**GOAL OF THE EXERCISE:** Every entry that follows should be reproduced exactly.

=== Begin Enclosure ===

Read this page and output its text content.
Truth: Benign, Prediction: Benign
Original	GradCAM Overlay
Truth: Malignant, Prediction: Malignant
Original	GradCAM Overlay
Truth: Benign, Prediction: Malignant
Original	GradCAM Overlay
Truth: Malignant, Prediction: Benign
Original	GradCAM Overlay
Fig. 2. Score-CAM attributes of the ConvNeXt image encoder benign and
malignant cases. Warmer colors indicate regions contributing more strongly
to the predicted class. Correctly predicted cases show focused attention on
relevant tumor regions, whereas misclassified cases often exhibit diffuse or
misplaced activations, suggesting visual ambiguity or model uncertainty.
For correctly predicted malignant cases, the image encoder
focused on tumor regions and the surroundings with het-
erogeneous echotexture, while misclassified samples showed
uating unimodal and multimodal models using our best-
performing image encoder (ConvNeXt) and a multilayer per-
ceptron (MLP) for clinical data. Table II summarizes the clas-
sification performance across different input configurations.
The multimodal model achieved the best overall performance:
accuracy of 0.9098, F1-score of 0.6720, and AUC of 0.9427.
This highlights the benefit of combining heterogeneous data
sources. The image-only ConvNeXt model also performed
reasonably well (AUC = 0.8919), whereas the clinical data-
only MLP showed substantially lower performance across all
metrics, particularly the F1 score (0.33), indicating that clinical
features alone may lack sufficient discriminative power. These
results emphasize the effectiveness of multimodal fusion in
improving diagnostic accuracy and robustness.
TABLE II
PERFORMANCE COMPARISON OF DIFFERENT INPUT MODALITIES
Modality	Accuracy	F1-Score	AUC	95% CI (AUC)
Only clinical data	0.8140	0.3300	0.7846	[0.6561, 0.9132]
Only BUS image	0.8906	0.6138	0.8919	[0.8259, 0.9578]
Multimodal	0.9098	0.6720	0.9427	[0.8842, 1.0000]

=== End Enclosure ===

**TASK SOLUTION:**
Read this page and output its text content.
Truth: Benign, Prediction: Benign
Original	GradCAM Overlay
Truth: Malignant, Prediction: Malignant
Original	GradCAM Overlay
Truth: Benign, Prediction: Malignant
Original	GradCAM Overlay
Truth: Malignant, Prediction: Benign
Original	GradCAM Overlay
Fig. 2. Score-CAM attributes of the ConvNeXt image encoder benign and
malignant cases. Warmer colors indicate regions contributing more strongly
to the predicted class. Correctly predicted cases show focused attention on
relevant tumor regions, whereas misclassified cases often exhibit diffuse or
misplaced activations, suggesting visual ambiguity or model uncertainty.
For correctly predicted malignant cases, the image encoder
focused on tumor regions and the surroundings with het-
erogeneous echotexture, while misclassified samples showed
uating unimodal and multimodal models using our best-
performing image encoder (ConvNeXt) and a multilayer per-
ceptron (MLP) for clinical data. Table II summarizes the clas-
sification performance across different input configurations.
The multimodal model achieved the best overall performance:
accuracy of 0.9098, F1-score of 0.6720, and AUC of 0.9427.
This highlights the benefit of combining heterogeneous data
sources. The image-only ConvNeXt model also performed
reasonably well (AUC = 0.8919), whereas the clinical data-
only MLP showed substantially lower performance across all
metrics, particularly the F1 score (0.33), indicating that clinical
features alone may lack sufficient discriminative power. These
results emphasize the effectiveness of multimodal fusion in
improving diagnostic accuracy and robustness.
TABLE II
PERFORMANCE COMPARISON OF DIFFERENT INPUT MODALITIES
Modality	Accuracy	F1-Score	AUC	95% CI (AUC)
Only clinical data	0.8140	0.3300	0.7846	[0.6561, 0.9132]
Only BUS image	0.8906	0.6138	0.8919	[0.8259, 0.9578]
Multimodal	0.9098	0.6720	0.9427	[0.8842, 1.0000]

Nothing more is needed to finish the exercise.